## PROBLEM STATEMENT
Reproduce the records below in full and word for word, excluding pictures.

▼

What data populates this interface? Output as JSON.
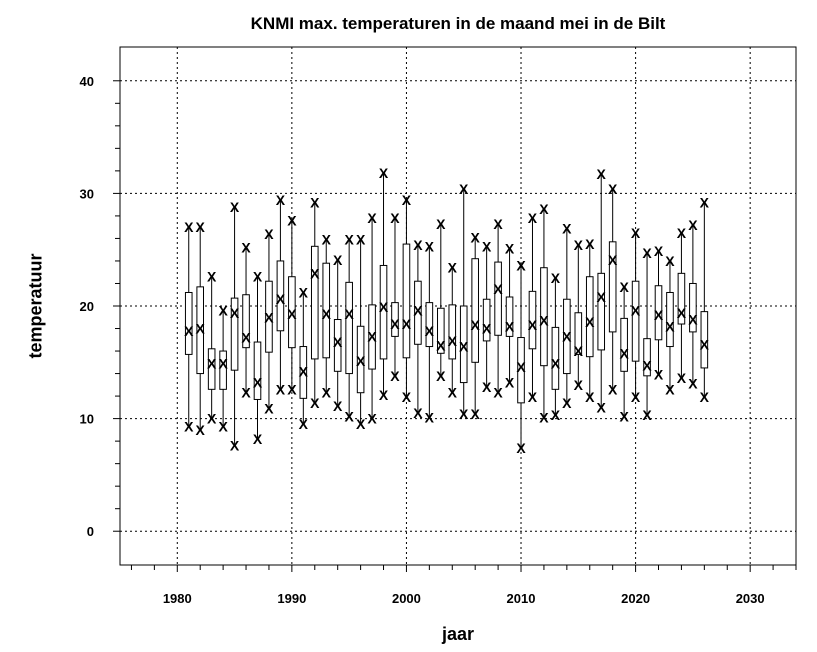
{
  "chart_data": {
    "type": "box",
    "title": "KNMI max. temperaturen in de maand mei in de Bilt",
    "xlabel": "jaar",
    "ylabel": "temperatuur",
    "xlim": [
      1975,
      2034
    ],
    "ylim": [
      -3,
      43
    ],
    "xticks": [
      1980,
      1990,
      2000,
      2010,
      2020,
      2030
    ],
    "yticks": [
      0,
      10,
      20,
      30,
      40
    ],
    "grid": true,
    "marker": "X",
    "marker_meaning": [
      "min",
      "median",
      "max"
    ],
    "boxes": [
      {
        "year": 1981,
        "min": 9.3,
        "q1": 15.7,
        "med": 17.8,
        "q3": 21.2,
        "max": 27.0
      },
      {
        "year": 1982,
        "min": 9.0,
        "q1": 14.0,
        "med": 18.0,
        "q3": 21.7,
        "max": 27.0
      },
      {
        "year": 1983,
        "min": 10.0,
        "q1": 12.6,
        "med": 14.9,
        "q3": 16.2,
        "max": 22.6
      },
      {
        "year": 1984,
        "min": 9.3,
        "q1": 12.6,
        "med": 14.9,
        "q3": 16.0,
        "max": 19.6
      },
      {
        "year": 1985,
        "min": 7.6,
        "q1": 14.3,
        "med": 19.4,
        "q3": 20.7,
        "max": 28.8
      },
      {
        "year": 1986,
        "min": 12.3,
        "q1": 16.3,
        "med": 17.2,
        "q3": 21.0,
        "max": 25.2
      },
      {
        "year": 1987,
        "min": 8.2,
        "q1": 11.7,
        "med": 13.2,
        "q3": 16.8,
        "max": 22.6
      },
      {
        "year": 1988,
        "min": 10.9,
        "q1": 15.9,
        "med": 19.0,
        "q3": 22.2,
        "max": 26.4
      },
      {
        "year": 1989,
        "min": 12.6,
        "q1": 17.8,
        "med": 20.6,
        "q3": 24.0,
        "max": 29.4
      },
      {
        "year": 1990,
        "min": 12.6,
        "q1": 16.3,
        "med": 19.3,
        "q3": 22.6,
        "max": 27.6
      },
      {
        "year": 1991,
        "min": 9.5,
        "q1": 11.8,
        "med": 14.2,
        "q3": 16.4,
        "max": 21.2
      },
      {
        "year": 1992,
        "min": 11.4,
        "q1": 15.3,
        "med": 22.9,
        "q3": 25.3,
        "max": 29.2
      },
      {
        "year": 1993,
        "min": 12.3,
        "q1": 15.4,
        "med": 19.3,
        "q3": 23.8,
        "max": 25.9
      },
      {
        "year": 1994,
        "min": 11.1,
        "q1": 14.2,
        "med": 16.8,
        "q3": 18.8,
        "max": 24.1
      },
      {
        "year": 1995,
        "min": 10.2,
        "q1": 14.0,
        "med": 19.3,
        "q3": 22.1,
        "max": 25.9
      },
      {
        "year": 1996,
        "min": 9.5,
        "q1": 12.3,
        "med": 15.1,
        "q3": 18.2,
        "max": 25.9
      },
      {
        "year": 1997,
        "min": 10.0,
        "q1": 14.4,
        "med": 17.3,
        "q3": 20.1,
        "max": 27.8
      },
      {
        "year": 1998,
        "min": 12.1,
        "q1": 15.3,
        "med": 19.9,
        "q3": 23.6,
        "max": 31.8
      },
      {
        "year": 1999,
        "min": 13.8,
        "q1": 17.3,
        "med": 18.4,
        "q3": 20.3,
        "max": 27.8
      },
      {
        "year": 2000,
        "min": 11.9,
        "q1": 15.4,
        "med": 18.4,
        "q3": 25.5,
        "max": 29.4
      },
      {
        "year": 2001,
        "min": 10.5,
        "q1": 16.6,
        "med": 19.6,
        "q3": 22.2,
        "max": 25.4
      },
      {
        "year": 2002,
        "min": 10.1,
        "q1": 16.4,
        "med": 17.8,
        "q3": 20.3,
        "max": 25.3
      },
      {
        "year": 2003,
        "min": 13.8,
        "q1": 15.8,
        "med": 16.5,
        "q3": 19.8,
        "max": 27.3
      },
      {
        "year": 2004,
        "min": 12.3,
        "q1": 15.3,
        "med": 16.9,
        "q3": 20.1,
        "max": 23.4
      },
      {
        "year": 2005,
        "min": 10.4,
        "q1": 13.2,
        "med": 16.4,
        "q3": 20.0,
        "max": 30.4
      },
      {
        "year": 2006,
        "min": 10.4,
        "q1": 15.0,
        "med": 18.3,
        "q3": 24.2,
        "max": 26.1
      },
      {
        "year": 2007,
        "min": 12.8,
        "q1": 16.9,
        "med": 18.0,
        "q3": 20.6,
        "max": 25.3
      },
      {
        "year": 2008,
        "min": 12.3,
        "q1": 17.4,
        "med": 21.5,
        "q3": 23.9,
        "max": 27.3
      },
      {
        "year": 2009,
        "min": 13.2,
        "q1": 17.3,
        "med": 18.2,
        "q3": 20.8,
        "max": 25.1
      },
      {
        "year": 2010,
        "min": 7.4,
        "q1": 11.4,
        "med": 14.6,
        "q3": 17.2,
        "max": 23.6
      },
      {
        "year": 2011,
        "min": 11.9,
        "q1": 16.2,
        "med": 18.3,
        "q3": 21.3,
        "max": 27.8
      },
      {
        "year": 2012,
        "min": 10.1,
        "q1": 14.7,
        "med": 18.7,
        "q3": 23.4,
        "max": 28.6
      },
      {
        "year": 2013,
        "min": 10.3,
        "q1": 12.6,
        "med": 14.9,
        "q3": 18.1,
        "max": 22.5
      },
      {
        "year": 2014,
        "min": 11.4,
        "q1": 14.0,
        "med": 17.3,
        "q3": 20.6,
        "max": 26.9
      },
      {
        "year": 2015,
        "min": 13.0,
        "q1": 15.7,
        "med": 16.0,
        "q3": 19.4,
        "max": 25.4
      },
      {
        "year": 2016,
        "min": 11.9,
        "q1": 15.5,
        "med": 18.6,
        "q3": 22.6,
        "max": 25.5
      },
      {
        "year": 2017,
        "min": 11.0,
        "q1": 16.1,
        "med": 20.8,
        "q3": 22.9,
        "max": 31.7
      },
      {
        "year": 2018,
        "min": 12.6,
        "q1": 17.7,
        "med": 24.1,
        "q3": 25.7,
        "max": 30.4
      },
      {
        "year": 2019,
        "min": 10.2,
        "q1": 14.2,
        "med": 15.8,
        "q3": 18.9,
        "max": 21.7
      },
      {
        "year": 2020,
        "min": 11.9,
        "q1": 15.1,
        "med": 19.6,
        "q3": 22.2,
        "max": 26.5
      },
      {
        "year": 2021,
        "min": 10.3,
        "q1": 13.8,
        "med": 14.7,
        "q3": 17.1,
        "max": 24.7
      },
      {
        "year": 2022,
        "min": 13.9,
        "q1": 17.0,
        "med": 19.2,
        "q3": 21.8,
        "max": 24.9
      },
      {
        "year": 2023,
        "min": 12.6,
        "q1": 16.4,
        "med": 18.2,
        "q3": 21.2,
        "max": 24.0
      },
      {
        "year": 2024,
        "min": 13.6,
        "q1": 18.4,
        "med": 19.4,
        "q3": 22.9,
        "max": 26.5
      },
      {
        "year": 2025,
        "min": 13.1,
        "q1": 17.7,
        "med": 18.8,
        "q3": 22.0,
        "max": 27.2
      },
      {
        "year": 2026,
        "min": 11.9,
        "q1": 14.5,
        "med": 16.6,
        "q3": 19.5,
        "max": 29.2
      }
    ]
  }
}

▲

## FULL SOLUTION
What data populates this interface? Output as JSON.
{
  "chart_data": {
    "type": "box",
    "title": "KNMI max. temperaturen in de maand mei in de Bilt",
    "xlabel": "jaar",
    "ylabel": "temperatuur",
    "xlim": [
      1975,
      2034
    ],
    "ylim": [
      -3,
      43
    ],
    "xticks": [
      1980,
      1990,
      2000,
      2010,
      2020,
      2030
    ],
    "yticks": [
      0,
      10,
      20,
      30,
      40
    ],
    "grid": true,
    "marker": "X",
    "marker_meaning": [
      "min",
      "median",
      "max"
    ],
    "boxes": [
      {
        "year": 1981,
        "min": 9.3,
        "q1": 15.7,
        "med": 17.8,
        "q3": 21.2,
        "max": 27.0
      },
      {
        "year": 1982,
        "min": 9.0,
        "q1": 14.0,
        "med": 18.0,
        "q3": 21.7,
        "max": 27.0
      },
      {
        "year": 1983,
        "min": 10.0,
        "q1": 12.6,
        "med": 14.9,
        "q3": 16.2,
        "max": 22.6
      },
      {
        "year": 1984,
        "min": 9.3,
        "q1": 12.6,
        "med": 14.9,
        "q3": 16.0,
        "max": 19.6
      },
      {
        "year": 1985,
        "min": 7.6,
        "q1": 14.3,
        "med": 19.4,
        "q3": 20.7,
        "max": 28.8
      },
      {
        "year": 1986,
        "min": 12.3,
        "q1": 16.3,
        "med": 17.2,
        "q3": 21.0,
        "max": 25.2
      },
      {
        "year": 1987,
        "min": 8.2,
        "q1": 11.7,
        "med": 13.2,
        "q3": 16.8,
        "max": 22.6
      },
      {
        "year": 1988,
        "min": 10.9,
        "q1": 15.9,
        "med": 19.0,
        "q3": 22.2,
        "max": 26.4
      },
      {
        "year": 1989,
        "min": 12.6,
        "q1": 17.8,
        "med": 20.6,
        "q3": 24.0,
        "max": 29.4
      },
      {
        "year": 1990,
        "min": 12.6,
        "q1": 16.3,
        "med": 19.3,
        "q3": 22.6,
        "max": 27.6
      },
      {
        "year": 1991,
        "min": 9.5,
        "q1": 11.8,
        "med": 14.2,
        "q3": 16.4,
        "max": 21.2
      },
      {
        "year": 1992,
        "min": 11.4,
        "q1": 15.3,
        "med": 22.9,
        "q3": 25.3,
        "max": 29.2
      },
      {
        "year": 1993,
        "min": 12.3,
        "q1": 15.4,
        "med": 19.3,
        "q3": 23.8,
        "max": 25.9
      },
      {
        "year": 1994,
        "min": 11.1,
        "q1": 14.2,
        "med": 16.8,
        "q3": 18.8,
        "max": 24.1
      },
      {
        "year": 1995,
        "min": 10.2,
        "q1": 14.0,
        "med": 19.3,
        "q3": 22.1,
        "max": 25.9
      },
      {
        "year": 1996,
        "min": 9.5,
        "q1": 12.3,
        "med": 15.1,
        "q3": 18.2,
        "max": 25.9
      },
      {
        "year": 1997,
        "min": 10.0,
        "q1": 14.4,
        "med": 17.3,
        "q3": 20.1,
        "max": 27.8
      },
      {
        "year": 1998,
        "min": 12.1,
        "q1": 15.3,
        "med": 19.9,
        "q3": 23.6,
        "max": 31.8
      },
      {
        "year": 1999,
        "min": 13.8,
        "q1": 17.3,
        "med": 18.4,
        "q3": 20.3,
        "max": 27.8
      },
      {
        "year": 2000,
        "min": 11.9,
        "q1": 15.4,
        "med": 18.4,
        "q3": 25.5,
        "max": 29.4
      },
      {
        "year": 2001,
        "min": 10.5,
        "q1": 16.6,
        "med": 19.6,
        "q3": 22.2,
        "max": 25.4
      },
      {
        "year": 2002,
        "min": 10.1,
        "q1": 16.4,
        "med": 17.8,
        "q3": 20.3,
        "max": 25.3
      },
      {
        "year": 2003,
        "min": 13.8,
        "q1": 15.8,
        "med": 16.5,
        "q3": 19.8,
        "max": 27.3
      },
      {
        "year": 2004,
        "min": 12.3,
        "q1": 15.3,
        "med": 16.9,
        "q3": 20.1,
        "max": 23.4
      },
      {
        "year": 2005,
        "min": 10.4,
        "q1": 13.2,
        "med": 16.4,
        "q3": 20.0,
        "max": 30.4
      },
      {
        "year": 2006,
        "min": 10.4,
        "q1": 15.0,
        "med": 18.3,
        "q3": 24.2,
        "max": 26.1
      },
      {
        "year": 2007,
        "min": 12.8,
        "q1": 16.9,
        "med": 18.0,
        "q3": 20.6,
        "max": 25.3
      },
      {
        "year": 2008,
        "min": 12.3,
        "q1": 17.4,
        "med": 21.5,
        "q3": 23.9,
        "max": 27.3
      },
      {
        "year": 2009,
        "min": 13.2,
        "q1": 17.3,
        "med": 18.2,
        "q3": 20.8,
        "max": 25.1
      },
      {
        "year": 2010,
        "min": 7.4,
        "q1": 11.4,
        "med": 14.6,
        "q3": 17.2,
        "max": 23.6
      },
      {
        "year": 2011,
        "min": 11.9,
        "q1": 16.2,
        "med": 18.3,
        "q3": 21.3,
        "max": 27.8
      },
      {
        "year": 2012,
        "min": 10.1,
        "q1": 14.7,
        "med": 18.7,
        "q3": 23.4,
        "max": 28.6
      },
      {
        "year": 2013,
        "min": 10.3,
        "q1": 12.6,
        "med": 14.9,
        "q3": 18.1,
        "max": 22.5
      },
      {
        "year": 2014,
        "min": 11.4,
        "q1": 14.0,
        "med": 17.3,
        "q3": 20.6,
        "max": 26.9
      },
      {
        "year": 2015,
        "min": 13.0,
        "q1": 15.7,
        "med": 16.0,
        "q3": 19.4,
        "max": 25.4
      },
      {
        "year": 2016,
        "min": 11.9,
        "q1": 15.5,
        "med": 18.6,
        "q3": 22.6,
        "max": 25.5
      },
      {
        "year": 2017,
        "min": 11.0,
        "q1": 16.1,
        "med": 20.8,
        "q3": 22.9,
        "max": 31.7
      },
      {
        "year": 2018,
        "min": 12.6,
        "q1": 17.7,
        "med": 24.1,
        "q3": 25.7,
        "max": 30.4
      },
      {
        "year": 2019,
        "min": 10.2,
        "q1": 14.2,
        "med": 15.8,
        "q3": 18.9,
        "max": 21.7
      },
      {
        "year": 2020,
        "min": 11.9,
        "q1": 15.1,
        "med": 19.6,
        "q3": 22.2,
        "max": 26.5
      },
      {
        "year": 2021,
        "min": 10.3,
        "q1": 13.8,
        "med": 14.7,
        "q3": 17.1,
        "max": 24.7
      },
      {
        "year": 2022,
        "min": 13.9,
        "q1": 17.0,
        "med": 19.2,
        "q3": 21.8,
        "max": 24.9
      },
      {
        "year": 2023,
        "min": 12.6,
        "q1": 16.4,
        "med": 18.2,
        "q3": 21.2,
        "max": 24.0
      },
      {
        "year": 2024,
        "min": 13.6,
        "q1": 18.4,
        "med": 19.4,
        "q3": 22.9,
        "max": 26.5
      },
      {
        "year": 2025,
        "min": 13.1,
        "q1": 17.7,
        "med": 18.8,
        "q3": 22.0,
        "max": 27.2
      },
      {
        "year": 2026,
        "min": 11.9,
        "q1": 14.5,
        "med": 16.6,
        "q3": 19.5,
        "max": 29.2
      }
    ]
  }
}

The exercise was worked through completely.